Return only the number of lines holding the word "załącznika".

(Part of a data file)
>> begin

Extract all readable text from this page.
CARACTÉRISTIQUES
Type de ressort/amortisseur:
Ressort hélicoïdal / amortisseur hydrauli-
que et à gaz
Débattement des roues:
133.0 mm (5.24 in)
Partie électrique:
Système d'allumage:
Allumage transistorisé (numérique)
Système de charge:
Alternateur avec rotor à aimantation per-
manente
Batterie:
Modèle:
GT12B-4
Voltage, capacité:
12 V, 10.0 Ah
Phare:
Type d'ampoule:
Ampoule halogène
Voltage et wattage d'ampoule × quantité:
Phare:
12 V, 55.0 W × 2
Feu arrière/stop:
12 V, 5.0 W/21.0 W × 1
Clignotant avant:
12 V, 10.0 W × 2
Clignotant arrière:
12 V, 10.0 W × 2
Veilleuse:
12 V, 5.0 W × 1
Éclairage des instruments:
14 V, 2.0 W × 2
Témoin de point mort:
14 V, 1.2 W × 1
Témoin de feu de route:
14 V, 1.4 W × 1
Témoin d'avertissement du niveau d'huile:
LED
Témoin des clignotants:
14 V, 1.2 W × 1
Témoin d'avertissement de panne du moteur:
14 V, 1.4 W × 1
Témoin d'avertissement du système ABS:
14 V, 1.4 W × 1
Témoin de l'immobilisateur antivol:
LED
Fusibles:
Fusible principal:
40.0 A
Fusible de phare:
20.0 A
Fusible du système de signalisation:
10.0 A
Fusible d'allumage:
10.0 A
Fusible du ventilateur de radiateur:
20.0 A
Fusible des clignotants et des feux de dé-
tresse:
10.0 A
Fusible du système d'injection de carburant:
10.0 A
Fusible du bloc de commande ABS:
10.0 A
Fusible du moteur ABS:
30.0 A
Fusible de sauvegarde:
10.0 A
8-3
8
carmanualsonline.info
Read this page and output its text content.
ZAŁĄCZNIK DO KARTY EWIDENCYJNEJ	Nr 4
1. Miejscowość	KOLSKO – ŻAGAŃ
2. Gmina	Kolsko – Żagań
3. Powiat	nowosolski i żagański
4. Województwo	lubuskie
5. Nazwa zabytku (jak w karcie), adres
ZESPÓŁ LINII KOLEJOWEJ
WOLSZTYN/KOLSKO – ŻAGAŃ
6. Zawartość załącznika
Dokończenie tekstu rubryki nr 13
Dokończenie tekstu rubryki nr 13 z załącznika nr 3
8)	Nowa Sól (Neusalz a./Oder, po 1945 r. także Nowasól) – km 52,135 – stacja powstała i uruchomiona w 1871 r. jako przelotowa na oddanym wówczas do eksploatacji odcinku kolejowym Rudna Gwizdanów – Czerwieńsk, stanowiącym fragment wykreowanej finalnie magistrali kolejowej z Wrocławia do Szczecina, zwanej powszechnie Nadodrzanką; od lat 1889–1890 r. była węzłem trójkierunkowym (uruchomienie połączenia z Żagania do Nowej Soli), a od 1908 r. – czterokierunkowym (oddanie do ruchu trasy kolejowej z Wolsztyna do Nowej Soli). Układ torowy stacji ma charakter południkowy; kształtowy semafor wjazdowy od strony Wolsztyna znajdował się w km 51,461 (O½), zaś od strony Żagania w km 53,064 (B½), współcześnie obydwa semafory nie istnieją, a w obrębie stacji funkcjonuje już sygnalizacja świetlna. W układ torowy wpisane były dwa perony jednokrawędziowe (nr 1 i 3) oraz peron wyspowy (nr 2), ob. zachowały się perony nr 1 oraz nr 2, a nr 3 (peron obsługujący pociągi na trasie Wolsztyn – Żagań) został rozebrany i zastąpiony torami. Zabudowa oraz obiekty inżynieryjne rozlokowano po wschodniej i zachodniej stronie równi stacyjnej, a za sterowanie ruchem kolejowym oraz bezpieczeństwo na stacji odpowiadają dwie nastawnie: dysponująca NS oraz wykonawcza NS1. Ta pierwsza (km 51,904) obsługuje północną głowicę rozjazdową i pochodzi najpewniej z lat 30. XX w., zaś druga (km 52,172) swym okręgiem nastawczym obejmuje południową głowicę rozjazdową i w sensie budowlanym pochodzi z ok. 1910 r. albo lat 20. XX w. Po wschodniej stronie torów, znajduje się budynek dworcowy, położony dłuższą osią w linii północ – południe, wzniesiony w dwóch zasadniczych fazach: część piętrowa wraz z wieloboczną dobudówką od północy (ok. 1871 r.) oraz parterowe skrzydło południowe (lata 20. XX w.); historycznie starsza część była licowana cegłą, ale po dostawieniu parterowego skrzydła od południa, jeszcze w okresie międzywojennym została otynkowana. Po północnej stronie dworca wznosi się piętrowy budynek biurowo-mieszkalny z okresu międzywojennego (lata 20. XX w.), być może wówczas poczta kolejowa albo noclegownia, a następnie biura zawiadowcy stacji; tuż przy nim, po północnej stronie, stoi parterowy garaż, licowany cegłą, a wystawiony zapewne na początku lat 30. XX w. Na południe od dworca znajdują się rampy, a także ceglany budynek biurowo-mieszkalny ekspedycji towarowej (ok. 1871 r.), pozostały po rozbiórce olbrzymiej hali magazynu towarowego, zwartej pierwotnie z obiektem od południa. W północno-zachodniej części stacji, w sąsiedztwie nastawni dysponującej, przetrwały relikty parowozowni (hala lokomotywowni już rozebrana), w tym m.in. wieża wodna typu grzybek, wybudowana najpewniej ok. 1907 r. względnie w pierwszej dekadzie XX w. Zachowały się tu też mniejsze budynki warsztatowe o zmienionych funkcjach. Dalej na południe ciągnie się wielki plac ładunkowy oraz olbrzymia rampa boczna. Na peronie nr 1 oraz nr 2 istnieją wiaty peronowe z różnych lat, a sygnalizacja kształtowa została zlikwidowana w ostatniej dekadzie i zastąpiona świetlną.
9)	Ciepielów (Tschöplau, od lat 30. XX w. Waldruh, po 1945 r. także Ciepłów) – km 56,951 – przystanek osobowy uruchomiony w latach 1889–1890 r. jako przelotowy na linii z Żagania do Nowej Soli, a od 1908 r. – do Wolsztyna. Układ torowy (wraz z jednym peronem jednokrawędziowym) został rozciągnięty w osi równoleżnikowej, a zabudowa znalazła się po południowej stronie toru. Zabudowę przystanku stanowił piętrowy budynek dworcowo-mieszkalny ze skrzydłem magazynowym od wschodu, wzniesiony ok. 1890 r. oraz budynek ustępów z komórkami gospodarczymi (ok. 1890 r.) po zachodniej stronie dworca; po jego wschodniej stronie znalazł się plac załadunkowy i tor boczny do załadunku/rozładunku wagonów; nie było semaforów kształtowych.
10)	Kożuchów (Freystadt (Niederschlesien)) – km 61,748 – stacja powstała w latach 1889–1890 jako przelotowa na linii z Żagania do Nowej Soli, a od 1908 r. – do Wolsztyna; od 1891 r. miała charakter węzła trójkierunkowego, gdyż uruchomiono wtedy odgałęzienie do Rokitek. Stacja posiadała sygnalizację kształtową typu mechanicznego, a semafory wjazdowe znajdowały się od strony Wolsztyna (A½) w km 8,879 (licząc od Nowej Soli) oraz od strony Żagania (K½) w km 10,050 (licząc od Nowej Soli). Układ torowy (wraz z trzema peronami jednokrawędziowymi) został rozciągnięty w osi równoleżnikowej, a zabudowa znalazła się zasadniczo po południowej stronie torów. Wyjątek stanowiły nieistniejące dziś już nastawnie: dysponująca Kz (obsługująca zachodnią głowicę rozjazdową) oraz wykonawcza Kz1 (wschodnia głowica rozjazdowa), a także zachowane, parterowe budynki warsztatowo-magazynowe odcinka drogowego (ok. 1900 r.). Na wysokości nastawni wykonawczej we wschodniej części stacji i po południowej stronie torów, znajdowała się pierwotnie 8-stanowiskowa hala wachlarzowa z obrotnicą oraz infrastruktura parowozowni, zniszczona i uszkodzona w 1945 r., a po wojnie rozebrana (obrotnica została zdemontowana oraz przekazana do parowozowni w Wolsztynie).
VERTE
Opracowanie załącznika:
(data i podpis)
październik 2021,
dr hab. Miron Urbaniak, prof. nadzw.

>> end

◆ TASK RESULT:
3